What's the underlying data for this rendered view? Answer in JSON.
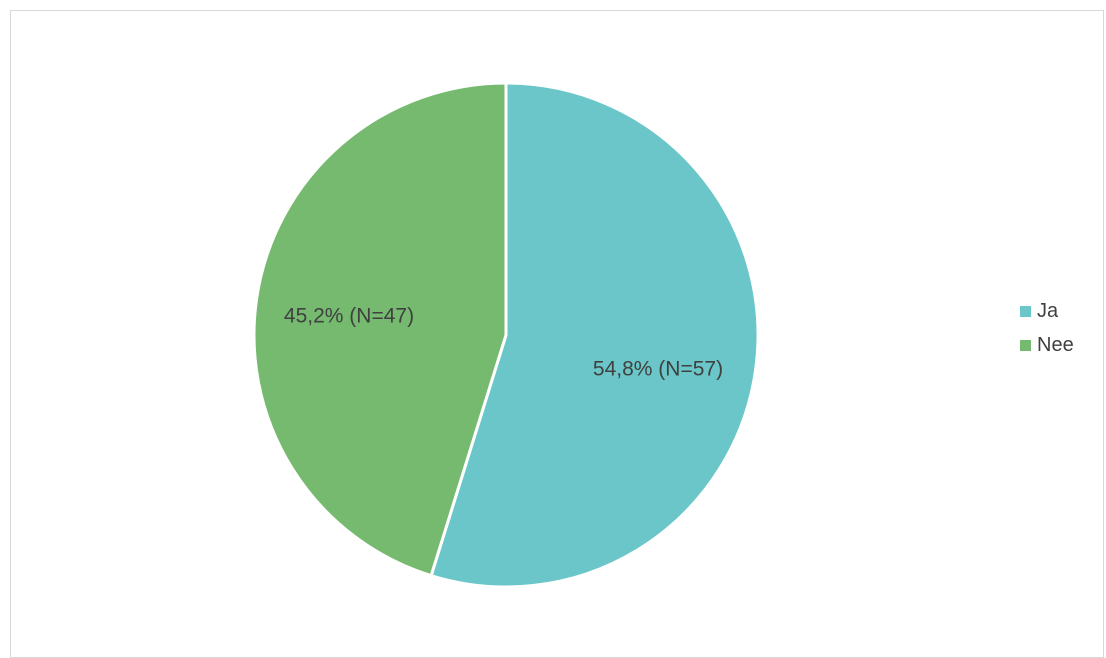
{
  "chart_data": {
    "type": "pie",
    "categories": [
      "Ja",
      "Nee"
    ],
    "values": [
      54.8,
      45.2
    ],
    "counts": [
      57,
      47
    ],
    "data_labels": [
      "54,8% (N=57)",
      "45,2% (N=47)"
    ],
    "colors": [
      "#6AC6C8",
      "#75BA6E"
    ],
    "legend": {
      "position": "right",
      "entries": [
        "Ja",
        "Nee"
      ]
    },
    "title": ""
  }
}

__Aim__. Write out each line again precisely as it appears, skipping every picture.

__Exercise response__.
What's the underlying data for this rendered view? Answer in JSON.
{
  "chart_data": {
    "type": "pie",
    "categories": [
      "Ja",
      "Nee"
    ],
    "values": [
      54.8,
      45.2
    ],
    "counts": [
      57,
      47
    ],
    "data_labels": [
      "54,8% (N=57)",
      "45,2% (N=47)"
    ],
    "colors": [
      "#6AC6C8",
      "#75BA6E"
    ],
    "legend": {
      "position": "right",
      "entries": [
        "Ja",
        "Nee"
      ]
    },
    "title": ""
  }
}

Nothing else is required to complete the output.